***** RECORDS SUPPLIED
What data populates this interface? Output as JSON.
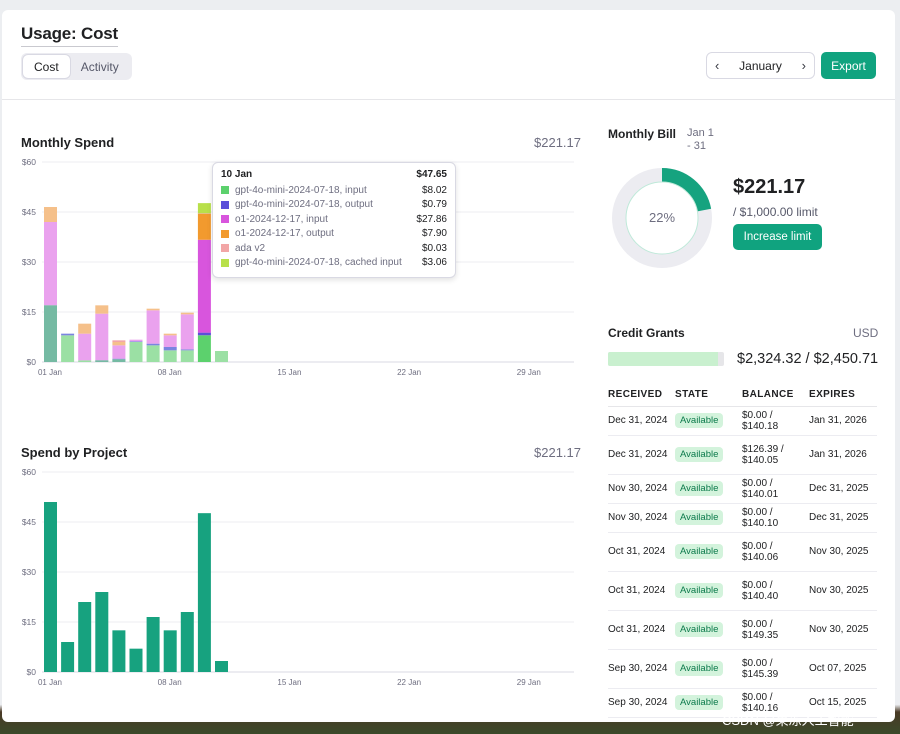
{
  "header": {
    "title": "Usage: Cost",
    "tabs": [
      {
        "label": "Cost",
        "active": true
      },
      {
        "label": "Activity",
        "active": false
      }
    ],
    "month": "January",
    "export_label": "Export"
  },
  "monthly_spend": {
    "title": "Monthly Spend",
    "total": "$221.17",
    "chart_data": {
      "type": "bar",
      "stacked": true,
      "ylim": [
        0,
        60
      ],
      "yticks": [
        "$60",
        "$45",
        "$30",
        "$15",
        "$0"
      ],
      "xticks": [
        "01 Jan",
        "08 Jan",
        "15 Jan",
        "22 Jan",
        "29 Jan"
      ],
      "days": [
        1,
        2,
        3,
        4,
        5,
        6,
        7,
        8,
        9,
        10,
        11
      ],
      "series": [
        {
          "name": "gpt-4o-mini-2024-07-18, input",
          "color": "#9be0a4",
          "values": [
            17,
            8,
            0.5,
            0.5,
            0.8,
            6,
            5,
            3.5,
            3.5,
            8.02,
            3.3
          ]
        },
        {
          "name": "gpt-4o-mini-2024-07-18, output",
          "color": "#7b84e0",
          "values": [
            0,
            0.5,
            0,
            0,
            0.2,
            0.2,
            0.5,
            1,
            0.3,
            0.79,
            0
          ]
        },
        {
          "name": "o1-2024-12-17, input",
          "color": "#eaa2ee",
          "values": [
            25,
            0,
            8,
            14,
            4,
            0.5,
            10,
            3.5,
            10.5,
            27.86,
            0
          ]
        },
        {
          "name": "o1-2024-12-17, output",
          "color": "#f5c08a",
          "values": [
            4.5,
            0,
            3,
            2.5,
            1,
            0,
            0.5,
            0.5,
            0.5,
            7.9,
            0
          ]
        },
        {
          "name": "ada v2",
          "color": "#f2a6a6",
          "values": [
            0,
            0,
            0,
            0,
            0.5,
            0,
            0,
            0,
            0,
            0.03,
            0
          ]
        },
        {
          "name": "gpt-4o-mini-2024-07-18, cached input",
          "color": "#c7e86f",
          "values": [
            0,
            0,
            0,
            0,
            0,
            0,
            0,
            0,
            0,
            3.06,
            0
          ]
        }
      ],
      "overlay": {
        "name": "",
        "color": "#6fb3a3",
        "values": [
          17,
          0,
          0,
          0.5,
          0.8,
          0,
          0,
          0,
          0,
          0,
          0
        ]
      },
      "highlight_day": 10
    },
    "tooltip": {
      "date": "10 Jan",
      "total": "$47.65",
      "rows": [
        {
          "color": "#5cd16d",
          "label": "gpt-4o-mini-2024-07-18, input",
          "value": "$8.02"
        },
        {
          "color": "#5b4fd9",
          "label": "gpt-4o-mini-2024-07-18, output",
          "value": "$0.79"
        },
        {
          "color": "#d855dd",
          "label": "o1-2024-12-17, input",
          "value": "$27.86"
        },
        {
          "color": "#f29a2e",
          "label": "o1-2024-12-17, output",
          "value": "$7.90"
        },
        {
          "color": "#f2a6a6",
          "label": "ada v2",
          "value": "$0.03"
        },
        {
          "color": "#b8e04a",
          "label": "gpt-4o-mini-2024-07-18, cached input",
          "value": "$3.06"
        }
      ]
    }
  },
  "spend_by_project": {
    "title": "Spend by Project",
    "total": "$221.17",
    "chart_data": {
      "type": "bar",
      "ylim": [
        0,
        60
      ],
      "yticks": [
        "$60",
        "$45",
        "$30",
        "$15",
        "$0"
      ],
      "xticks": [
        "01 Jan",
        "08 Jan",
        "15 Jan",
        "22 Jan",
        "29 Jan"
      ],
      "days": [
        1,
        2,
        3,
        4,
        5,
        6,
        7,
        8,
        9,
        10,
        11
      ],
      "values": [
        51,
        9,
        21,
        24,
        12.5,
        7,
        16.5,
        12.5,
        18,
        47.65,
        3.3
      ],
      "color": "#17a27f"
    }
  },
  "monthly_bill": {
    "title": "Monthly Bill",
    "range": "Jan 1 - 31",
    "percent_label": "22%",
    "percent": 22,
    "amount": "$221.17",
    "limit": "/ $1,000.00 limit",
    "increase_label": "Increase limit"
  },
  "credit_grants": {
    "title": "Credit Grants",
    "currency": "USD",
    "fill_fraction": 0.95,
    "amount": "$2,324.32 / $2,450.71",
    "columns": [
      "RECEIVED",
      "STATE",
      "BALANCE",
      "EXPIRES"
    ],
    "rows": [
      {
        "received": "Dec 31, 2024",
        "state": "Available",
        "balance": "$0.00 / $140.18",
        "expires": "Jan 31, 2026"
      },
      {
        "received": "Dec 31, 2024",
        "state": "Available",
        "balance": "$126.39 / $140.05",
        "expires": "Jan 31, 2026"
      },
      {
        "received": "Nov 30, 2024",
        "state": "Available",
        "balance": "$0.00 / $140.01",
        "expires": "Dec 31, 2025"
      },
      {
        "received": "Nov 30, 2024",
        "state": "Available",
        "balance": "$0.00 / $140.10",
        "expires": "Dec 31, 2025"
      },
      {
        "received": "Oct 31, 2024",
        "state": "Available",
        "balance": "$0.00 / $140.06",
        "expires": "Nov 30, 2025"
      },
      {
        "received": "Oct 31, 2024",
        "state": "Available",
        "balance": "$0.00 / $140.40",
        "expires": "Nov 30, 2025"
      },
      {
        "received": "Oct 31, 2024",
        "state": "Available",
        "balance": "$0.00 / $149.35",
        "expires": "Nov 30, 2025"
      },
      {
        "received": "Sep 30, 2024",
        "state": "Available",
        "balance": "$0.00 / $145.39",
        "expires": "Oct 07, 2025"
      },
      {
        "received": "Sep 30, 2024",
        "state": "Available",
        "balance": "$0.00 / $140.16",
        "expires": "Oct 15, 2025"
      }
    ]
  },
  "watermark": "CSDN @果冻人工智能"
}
**********
__WHAT THE TASK REQUIRES__. Only lines with the word "input" are wanted, so copy each one from the records.

__ANSWER TO THE TASK__.
          "name": "gpt-4o-mini-2024-07-18, input",
          "name": "o1-2024-12-17, input",
          "name": "gpt-4o-mini-2024-07-18, cached input",
          "label": "gpt-4o-mini-2024-07-18, input",
          "label": "o1-2024-12-17, input",
          "label": "gpt-4o-mini-2024-07-18, cached input",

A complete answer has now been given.